[Selected extract]:
'''

On March 7, 2001, during trial proceedings for the 1998 U.S. embassy bombings in Africa, an FBI agent read aloud in court a phone number that had been used by alleged al Qaeda plotters to plan and execute the embassy attacks.[6] This was the phone number of the “Yemen Hub,” which doubled as the home phone of Ahmed Al-Hada, the father-in-law of alleged 9/11 hijacker Khalid Al-Mihdhar. According to U.S. officials, the same phone was used for planning the USS Cole bombing and, later, the 9/11 attacks. The phone number was also published in the British weekly the Observer, just five weeks before 9/11. As author Kevin Fenton wrote: “Any of the Observer’s readers could have called the number and asked for a message to be forwarded to Osama bin Laden.”[7] This widely reported FBI gaffe should have alerted al Qaeda to U.S. knowledge of its secret Yemen operations center while also ensuring that anyone listening would know the exact al Qaeda phone number being monitored by the NSA. Despite this major tip-off, al Qaeda continued to use the phone to contact the alleged 9/11 hijackers until “only weeks before 9/11.”[8]

The NSA later claimed that, although it was listening in on the calls it didn’t want to dig into who the calls were going to in the U.S. because it did not want to be accused of spying on Americans. However, the NSA was already well aware of who was receiving the calls ― two of the alleged 9/11 hijackers. This is clarified by the second example.

'''

[Dataset excerpt]:
'''

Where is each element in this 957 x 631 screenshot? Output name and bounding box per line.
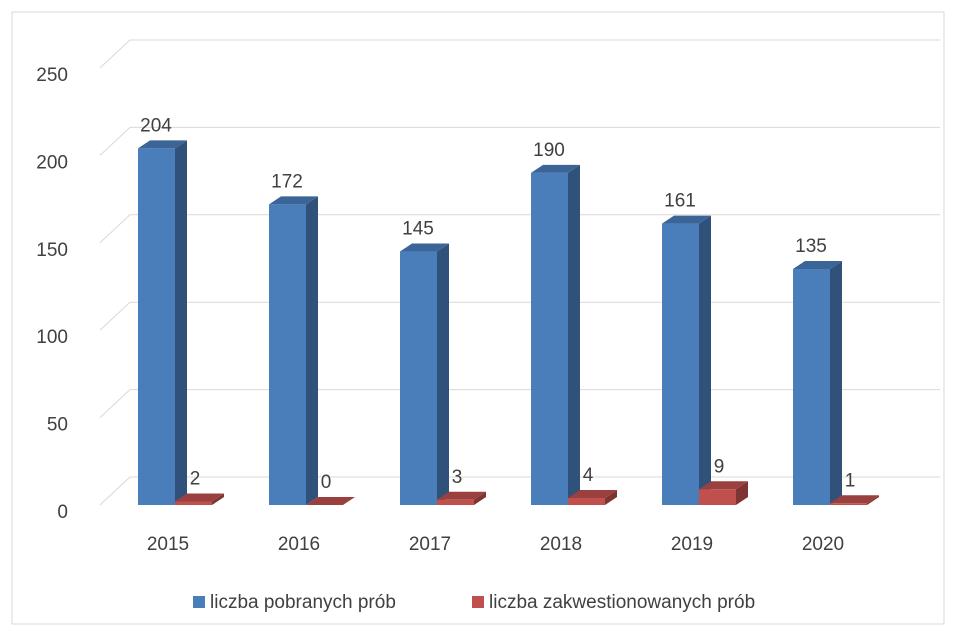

'''

[Stated exercise]: Pick up the account of the monitored "Yemen Hub" phone line and keep writing from its final sentence.

[Answer to the task]:
According to former NSA director Michael Hayden, “In early 2000, we had the Al-Hazmi brothers, Nawaf and Salem, as well as Khalid Al-Mihdhar, in our sights. We knew of their association with al-Qaeda, and we shared this information with the [intelligence] community.”[9] The NSA knew about these suspects well before that, however, because an early 1999 NSA communications intercept referenced Nawaf Al-Hazmi, so it was clear that the NSA knew about him for more than two years before 9/11.